Exercise brief - Retype everything in the listing, leaving each line exactly as it is.

>> start Provided records

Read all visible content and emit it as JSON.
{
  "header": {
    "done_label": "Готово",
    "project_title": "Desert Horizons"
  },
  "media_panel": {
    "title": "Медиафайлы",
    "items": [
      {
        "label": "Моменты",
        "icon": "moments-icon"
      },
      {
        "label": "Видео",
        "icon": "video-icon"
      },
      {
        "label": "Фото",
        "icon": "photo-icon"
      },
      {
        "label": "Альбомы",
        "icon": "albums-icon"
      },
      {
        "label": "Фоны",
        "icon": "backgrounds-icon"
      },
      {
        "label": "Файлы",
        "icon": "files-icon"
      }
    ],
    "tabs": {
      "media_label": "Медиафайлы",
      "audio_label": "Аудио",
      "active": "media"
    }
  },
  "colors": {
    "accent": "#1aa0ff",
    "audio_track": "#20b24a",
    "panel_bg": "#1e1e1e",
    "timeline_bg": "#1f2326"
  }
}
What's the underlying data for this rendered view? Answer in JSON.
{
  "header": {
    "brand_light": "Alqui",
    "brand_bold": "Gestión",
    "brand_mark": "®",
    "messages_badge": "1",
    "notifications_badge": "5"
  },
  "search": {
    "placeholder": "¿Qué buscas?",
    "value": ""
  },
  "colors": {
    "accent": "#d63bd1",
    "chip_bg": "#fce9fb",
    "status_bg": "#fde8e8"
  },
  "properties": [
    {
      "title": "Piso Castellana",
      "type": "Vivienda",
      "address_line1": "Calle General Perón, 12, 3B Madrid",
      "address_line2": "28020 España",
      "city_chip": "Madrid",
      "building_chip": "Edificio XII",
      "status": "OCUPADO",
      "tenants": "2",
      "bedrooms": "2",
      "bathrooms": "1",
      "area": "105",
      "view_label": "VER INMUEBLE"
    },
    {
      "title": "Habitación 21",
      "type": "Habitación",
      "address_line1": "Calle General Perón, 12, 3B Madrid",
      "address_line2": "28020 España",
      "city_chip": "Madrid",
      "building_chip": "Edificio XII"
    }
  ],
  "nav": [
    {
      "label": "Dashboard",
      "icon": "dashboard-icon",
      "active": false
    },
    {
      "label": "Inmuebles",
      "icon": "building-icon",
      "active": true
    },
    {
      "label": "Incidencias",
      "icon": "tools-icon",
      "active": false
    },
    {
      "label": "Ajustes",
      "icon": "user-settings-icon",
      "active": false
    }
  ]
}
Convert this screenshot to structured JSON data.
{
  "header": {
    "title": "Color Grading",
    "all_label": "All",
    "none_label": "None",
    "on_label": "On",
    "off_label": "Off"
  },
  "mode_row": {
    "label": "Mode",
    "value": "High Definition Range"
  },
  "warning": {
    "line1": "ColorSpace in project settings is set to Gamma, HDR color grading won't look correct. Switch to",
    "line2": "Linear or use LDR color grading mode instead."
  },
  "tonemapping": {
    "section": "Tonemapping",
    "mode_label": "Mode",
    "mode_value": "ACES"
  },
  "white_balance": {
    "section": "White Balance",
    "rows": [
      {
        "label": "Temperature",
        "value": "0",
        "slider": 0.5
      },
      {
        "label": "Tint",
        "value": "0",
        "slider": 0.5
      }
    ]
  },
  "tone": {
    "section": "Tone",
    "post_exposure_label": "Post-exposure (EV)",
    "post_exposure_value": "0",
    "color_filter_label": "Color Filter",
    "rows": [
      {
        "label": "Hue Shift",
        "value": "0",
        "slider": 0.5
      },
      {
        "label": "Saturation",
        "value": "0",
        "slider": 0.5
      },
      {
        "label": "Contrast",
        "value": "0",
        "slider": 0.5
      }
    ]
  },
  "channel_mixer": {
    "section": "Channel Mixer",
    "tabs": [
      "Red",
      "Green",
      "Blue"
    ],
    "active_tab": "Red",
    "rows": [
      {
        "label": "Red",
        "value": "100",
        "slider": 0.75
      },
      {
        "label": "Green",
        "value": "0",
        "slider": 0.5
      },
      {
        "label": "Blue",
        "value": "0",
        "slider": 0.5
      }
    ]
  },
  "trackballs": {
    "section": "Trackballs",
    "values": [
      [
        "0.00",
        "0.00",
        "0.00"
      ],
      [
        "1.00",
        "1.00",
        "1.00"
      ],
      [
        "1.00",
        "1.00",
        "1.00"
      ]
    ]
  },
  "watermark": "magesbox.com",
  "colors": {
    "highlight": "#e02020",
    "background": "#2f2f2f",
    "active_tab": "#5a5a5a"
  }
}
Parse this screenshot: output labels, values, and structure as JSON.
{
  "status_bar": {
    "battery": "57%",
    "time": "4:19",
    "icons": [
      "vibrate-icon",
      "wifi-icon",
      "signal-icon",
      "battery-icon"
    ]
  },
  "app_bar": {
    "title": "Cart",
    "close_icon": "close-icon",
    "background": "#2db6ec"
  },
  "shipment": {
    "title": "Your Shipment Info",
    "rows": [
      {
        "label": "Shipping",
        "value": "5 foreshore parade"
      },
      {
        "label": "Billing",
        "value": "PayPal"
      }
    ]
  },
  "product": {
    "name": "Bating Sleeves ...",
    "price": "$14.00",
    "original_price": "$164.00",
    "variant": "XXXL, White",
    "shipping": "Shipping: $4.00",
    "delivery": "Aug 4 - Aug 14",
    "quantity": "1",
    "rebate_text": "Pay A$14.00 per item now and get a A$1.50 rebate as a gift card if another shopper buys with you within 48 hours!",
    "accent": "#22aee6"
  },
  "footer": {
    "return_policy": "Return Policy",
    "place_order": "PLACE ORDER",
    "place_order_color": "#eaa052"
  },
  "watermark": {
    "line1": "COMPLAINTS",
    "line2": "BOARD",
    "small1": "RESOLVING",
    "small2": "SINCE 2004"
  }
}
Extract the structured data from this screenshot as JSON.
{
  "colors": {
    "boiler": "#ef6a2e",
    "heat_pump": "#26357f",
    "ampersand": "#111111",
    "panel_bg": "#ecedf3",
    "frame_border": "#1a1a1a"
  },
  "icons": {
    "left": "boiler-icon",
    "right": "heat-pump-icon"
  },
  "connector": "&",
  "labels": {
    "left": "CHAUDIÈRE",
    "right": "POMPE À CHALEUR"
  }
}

>> end Provided records

Task result -
Read all visible content and emit it as JSON.
{
  "header": {
    "done_label": "Готово",
    "project_title": "Desert Horizons"
  },
  "media_panel": {
    "title": "Медиафайлы",
    "items": [
      {
        "label": "Моменты",
        "icon": "moments-icon"
      },
      {
        "label": "Видео",
        "icon": "video-icon"
      },
      {
        "label": "Фото",
        "icon": "photo-icon"
      },
      {
        "label": "Альбомы",
        "icon": "albums-icon"
      },
      {
        "label": "Фоны",
        "icon": "backgrounds-icon"
      },
      {
        "label": "Файлы",
        "icon": "files-icon"
      }
    ],
    "tabs": {
      "media_label": "Медиафайлы",
      "audio_label": "Аудио",
      "active": "media"
    }
  },
  "colors": {
    "accent": "#1aa0ff",
    "audio_track": "#20b24a",
    "panel_bg": "#1e1e1e",
    "timeline_bg": "#1f2326"
  }
}
What's the underlying data for this rendered view? Answer in JSON.
{
  "header": {
    "brand_light": "Alqui",
    "brand_bold": "Gestión",
    "brand_mark": "®",
    "messages_badge": "1",
    "notifications_badge": "5"
  },
  "search": {
    "placeholder": "¿Qué buscas?",
    "value": ""
  },
  "colors": {
    "accent": "#d63bd1",
    "chip_bg": "#fce9fb",
    "status_bg": "#fde8e8"
  },
  "properties": [
    {
      "title": "Piso Castellana",
      "type": "Vivienda",
      "address_line1": "Calle General Perón, 12, 3B Madrid",
      "address_line2": "28020 España",
      "city_chip": "Madrid",
      "building_chip": "Edificio XII",
      "status": "OCUPADO",
      "tenants": "2",
      "bedrooms": "2",
      "bathrooms": "1",
      "area": "105",
      "view_label": "VER INMUEBLE"
    },
    {
      "title": "Habitación 21",
      "type": "Habitación",
      "address_line1": "Calle General Perón, 12, 3B Madrid",
      "address_line2": "28020 España",
      "city_chip": "Madrid",
      "building_chip": "Edificio XII"
    }
  ],
  "nav": [
    {
      "label": "Dashboard",
      "icon": "dashboard-icon",
      "active": false
    },
    {
      "label": "Inmuebles",
      "icon": "building-icon",
      "active": true
    },
    {
      "label": "Incidencias",
      "icon": "tools-icon",
      "active": false
    },
    {
      "label": "Ajustes",
      "icon": "user-settings-icon",
      "active": false
    }
  ]
}
Convert this screenshot to structured JSON data.
{
  "header": {
    "title": "Color Grading",
    "all_label": "All",
    "none_label": "None",
    "on_label": "On",
    "off_label": "Off"
  },
  "mode_row": {
    "label": "Mode",
    "value": "High Definition Range"
  },
  "warning": {
    "line1": "ColorSpace in project settings is set to Gamma, HDR color grading won't look correct. Switch to",
    "line2": "Linear or use LDR color grading mode instead."
  },
  "tonemapping": {
    "section": "Tonemapping",
    "mode_label": "Mode",
    "mode_value": "ACES"
  },
  "white_balance": {
    "section": "White Balance",
    "rows": [
      {
        "label": "Temperature",
        "value": "0",
        "slider": 0.5
      },
      {
        "label": "Tint",
        "value": "0",
        "slider": 0.5
      }
    ]
  },
  "tone": {
    "section": "Tone",
    "post_exposure_label": "Post-exposure (EV)",
    "post_exposure_value": "0",
    "color_filter_label": "Color Filter",
    "rows": [
      {
        "label": "Hue Shift",
        "value": "0",
        "slider": 0.5
      },
      {
        "label": "Saturation",
        "value": "0",
        "slider": 0.5
      },
      {
        "label": "Contrast",
        "value": "0",
        "slider": 0.5
      }
    ]
  },
  "channel_mixer": {
    "section": "Channel Mixer",
    "tabs": [
      "Red",
      "Green",
      "Blue"
    ],
    "active_tab": "Red",
    "rows": [
      {
        "label": "Red",
        "value": "100",
        "slider": 0.75
      },
      {
        "label": "Green",
        "value": "0",
        "slider": 0.5
      },
      {
        "label": "Blue",
        "value": "0",
        "slider": 0.5
      }
    ]
  },
  "trackballs": {
    "section": "Trackballs",
    "values": [
      [
        "0.00",
        "0.00",
        "0.00"
      ],
      [
        "1.00",
        "1.00",
        "1.00"
      ],
      [
        "1.00",
        "1.00",
        "1.00"
      ]
    ]
  },
  "watermark": "magesbox.com",
  "colors": {
    "highlight": "#e02020",
    "background": "#2f2f2f",
    "active_tab": "#5a5a5a"
  }
}
Parse this screenshot: output labels, values, and structure as JSON.
{
  "status_bar": {
    "battery": "57%",
    "time": "4:19",
    "icons": [
      "vibrate-icon",
      "wifi-icon",
      "signal-icon",
      "battery-icon"
    ]
  },
  "app_bar": {
    "title": "Cart",
    "close_icon": "close-icon",
    "background": "#2db6ec"
  },
  "shipment": {
    "title": "Your Shipment Info",
    "rows": [
      {
        "label": "Shipping",
        "value": "5 foreshore parade"
      },
      {
        "label": "Billing",
        "value": "PayPal"
      }
    ]
  },
  "product": {
    "name": "Bating Sleeves ...",
    "price": "$14.00",
    "original_price": "$164.00",
    "variant": "XXXL, White",
    "shipping": "Shipping: $4.00",
    "delivery": "Aug 4 - Aug 14",
    "quantity": "1",
    "rebate_text": "Pay A$14.00 per item now and get a A$1.50 rebate as a gift card if another shopper buys with you within 48 hours!",
    "accent": "#22aee6"
  },
  "footer": {
    "return_policy": "Return Policy",
    "place_order": "PLACE ORDER",
    "place_order_color": "#eaa052"
  },
  "watermark": {
    "line1": "COMPLAINTS",
    "line2": "BOARD",
    "small1": "RESOLVING",
    "small2": "SINCE 2004"
  }
}
Extract the structured data from this screenshot as JSON.
{
  "colors": {
    "boiler": "#ef6a2e",
    "heat_pump": "#26357f",
    "ampersand": "#111111",
    "panel_bg": "#ecedf3",
    "frame_border": "#1a1a1a"
  },
  "icons": {
    "left": "boiler-icon",
    "right": "heat-pump-icon"
  },
  "connector": "&",
  "labels": {
    "left": "CHAUDIÈRE",
    "right": "POMPE À CHALEUR"
  }
}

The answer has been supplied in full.